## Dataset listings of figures
◆ ◆ ◆
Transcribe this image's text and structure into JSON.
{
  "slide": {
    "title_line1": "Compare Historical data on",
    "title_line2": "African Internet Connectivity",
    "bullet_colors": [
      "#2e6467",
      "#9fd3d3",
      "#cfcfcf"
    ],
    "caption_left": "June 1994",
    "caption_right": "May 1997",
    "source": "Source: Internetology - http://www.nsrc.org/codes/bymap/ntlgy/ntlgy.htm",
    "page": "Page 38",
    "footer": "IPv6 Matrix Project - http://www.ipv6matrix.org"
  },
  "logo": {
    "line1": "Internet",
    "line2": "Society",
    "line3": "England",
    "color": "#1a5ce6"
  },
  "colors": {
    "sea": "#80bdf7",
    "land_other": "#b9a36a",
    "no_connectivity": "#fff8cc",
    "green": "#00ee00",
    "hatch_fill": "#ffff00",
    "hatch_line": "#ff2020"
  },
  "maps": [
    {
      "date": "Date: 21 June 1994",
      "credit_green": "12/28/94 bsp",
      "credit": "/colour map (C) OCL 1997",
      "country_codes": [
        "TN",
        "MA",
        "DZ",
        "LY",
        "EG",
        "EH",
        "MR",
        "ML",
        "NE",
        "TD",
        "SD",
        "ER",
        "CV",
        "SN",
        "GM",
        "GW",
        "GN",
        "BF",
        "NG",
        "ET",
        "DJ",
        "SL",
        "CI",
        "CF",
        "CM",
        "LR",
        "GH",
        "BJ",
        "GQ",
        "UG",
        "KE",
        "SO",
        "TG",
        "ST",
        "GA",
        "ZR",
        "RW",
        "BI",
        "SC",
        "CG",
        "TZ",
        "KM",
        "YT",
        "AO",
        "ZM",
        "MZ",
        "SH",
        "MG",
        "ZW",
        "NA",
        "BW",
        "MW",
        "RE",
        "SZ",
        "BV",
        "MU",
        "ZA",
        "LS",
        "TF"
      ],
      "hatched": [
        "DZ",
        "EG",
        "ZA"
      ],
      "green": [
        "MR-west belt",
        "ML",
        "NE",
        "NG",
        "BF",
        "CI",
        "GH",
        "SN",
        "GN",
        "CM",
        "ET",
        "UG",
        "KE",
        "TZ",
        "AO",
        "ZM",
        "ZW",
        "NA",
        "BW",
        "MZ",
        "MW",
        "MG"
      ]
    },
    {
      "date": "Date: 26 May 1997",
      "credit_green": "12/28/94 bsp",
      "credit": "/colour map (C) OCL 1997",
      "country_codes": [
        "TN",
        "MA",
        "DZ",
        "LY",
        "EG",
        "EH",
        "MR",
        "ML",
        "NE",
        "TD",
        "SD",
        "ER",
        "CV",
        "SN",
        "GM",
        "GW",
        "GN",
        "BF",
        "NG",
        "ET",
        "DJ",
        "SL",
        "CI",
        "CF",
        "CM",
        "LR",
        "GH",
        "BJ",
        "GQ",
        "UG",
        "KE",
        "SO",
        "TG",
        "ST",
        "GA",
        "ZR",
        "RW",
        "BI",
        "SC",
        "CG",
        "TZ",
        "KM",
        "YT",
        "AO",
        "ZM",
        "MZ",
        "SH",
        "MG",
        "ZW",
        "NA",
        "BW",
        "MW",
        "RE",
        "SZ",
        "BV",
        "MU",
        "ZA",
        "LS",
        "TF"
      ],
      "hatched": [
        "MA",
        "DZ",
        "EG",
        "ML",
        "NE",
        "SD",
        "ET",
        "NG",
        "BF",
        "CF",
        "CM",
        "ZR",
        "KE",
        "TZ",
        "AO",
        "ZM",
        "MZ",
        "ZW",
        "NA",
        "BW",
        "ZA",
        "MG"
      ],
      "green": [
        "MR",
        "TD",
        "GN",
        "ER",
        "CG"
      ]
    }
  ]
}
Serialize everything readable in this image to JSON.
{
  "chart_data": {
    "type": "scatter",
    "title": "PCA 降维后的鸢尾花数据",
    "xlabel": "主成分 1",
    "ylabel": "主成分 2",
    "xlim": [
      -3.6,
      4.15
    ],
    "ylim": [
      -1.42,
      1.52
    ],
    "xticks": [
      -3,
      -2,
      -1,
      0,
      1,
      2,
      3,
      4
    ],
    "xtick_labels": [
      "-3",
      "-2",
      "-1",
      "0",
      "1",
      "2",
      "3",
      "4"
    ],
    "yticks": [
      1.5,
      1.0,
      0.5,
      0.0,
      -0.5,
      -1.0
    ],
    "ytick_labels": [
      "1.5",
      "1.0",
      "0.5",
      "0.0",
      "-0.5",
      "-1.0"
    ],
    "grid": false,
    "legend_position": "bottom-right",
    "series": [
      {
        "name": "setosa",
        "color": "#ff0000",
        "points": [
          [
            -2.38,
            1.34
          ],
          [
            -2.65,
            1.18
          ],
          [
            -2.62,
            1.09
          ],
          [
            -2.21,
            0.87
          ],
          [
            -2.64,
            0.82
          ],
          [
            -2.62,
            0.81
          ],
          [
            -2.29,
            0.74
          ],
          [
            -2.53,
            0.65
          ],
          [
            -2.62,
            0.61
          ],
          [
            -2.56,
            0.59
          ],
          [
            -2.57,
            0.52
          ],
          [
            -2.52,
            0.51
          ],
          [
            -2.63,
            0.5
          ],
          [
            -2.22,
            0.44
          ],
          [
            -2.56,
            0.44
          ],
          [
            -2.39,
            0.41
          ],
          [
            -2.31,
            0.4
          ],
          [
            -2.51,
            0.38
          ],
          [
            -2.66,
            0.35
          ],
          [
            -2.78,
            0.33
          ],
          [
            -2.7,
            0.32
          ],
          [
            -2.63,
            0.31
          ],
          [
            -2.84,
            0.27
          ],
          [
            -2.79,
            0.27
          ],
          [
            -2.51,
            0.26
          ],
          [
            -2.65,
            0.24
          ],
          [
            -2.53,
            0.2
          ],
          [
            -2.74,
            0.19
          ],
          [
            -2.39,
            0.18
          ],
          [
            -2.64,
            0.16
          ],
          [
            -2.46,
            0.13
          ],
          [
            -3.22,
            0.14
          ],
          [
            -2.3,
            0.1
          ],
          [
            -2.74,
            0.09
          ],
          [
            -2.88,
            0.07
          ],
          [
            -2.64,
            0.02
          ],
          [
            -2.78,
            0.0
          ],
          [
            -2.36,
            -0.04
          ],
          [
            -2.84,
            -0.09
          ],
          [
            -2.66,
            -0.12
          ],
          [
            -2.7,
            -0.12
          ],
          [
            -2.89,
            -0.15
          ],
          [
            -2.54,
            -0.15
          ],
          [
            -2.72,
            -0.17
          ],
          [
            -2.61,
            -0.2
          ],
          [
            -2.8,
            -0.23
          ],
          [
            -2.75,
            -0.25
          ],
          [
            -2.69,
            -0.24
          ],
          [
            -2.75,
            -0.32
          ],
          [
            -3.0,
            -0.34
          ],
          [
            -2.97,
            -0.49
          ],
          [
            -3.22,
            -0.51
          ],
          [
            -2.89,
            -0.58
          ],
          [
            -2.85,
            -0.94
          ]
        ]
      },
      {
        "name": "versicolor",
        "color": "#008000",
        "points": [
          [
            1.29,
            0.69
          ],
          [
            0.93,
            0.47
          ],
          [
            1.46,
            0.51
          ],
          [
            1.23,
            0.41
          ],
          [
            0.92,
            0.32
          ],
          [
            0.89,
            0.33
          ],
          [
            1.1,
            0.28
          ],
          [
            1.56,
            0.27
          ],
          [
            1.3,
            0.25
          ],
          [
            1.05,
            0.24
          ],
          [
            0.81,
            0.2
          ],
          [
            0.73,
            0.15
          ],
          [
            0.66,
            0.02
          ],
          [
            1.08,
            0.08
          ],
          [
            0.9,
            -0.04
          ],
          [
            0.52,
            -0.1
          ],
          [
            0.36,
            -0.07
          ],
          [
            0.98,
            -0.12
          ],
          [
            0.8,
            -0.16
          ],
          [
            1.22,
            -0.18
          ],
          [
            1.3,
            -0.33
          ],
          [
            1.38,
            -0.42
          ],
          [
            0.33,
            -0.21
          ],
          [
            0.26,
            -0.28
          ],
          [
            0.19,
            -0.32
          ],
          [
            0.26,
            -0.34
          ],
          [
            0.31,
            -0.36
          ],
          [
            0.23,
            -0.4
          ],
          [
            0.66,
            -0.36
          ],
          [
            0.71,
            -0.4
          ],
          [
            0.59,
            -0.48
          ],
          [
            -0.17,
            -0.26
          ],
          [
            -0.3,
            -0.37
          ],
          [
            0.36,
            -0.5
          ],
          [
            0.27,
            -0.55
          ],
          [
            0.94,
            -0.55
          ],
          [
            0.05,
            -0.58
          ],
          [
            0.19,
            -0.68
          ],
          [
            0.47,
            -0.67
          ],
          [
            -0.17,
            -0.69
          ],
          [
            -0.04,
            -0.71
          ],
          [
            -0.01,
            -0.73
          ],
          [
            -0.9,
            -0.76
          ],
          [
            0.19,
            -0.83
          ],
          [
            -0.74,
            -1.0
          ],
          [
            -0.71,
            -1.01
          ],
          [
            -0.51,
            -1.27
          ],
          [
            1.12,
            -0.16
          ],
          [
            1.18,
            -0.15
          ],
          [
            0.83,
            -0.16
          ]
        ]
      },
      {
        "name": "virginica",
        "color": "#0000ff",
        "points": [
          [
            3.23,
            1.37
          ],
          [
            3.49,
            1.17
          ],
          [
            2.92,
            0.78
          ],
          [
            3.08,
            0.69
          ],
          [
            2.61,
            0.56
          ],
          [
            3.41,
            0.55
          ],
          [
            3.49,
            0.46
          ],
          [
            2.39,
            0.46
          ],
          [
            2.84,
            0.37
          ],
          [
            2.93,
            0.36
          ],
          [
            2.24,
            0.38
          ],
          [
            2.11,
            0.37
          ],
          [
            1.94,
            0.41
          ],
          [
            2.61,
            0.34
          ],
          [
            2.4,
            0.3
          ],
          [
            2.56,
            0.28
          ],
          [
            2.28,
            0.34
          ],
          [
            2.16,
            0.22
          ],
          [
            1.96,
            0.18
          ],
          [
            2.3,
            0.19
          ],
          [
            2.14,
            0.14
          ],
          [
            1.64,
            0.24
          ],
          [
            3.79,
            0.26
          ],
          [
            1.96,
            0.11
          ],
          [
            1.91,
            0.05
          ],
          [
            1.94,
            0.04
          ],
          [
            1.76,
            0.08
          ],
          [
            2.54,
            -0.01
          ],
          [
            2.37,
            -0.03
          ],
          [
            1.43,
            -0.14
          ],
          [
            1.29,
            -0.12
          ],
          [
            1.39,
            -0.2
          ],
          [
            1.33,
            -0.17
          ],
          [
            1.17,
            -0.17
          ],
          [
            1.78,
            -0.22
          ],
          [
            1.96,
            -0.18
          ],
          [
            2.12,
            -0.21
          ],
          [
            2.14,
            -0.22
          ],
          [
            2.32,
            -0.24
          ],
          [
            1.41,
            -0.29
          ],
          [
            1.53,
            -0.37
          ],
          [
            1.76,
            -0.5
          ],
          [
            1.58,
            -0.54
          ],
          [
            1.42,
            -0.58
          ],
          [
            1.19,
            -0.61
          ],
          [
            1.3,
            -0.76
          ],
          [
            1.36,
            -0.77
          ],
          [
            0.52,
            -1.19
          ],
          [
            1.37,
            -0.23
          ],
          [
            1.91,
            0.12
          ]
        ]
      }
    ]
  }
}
◆ ◆ ◆
## TO BE DONE
In the records above, collect each line with "http".

## FULL OUTPUT
    "source": "Source: Internetology - http://www.nsrc.org/codes/bymap/ntlgy/ntlgy.htm",
    "footer": "IPv6 Matrix Project - http://www.ipv6matrix.org"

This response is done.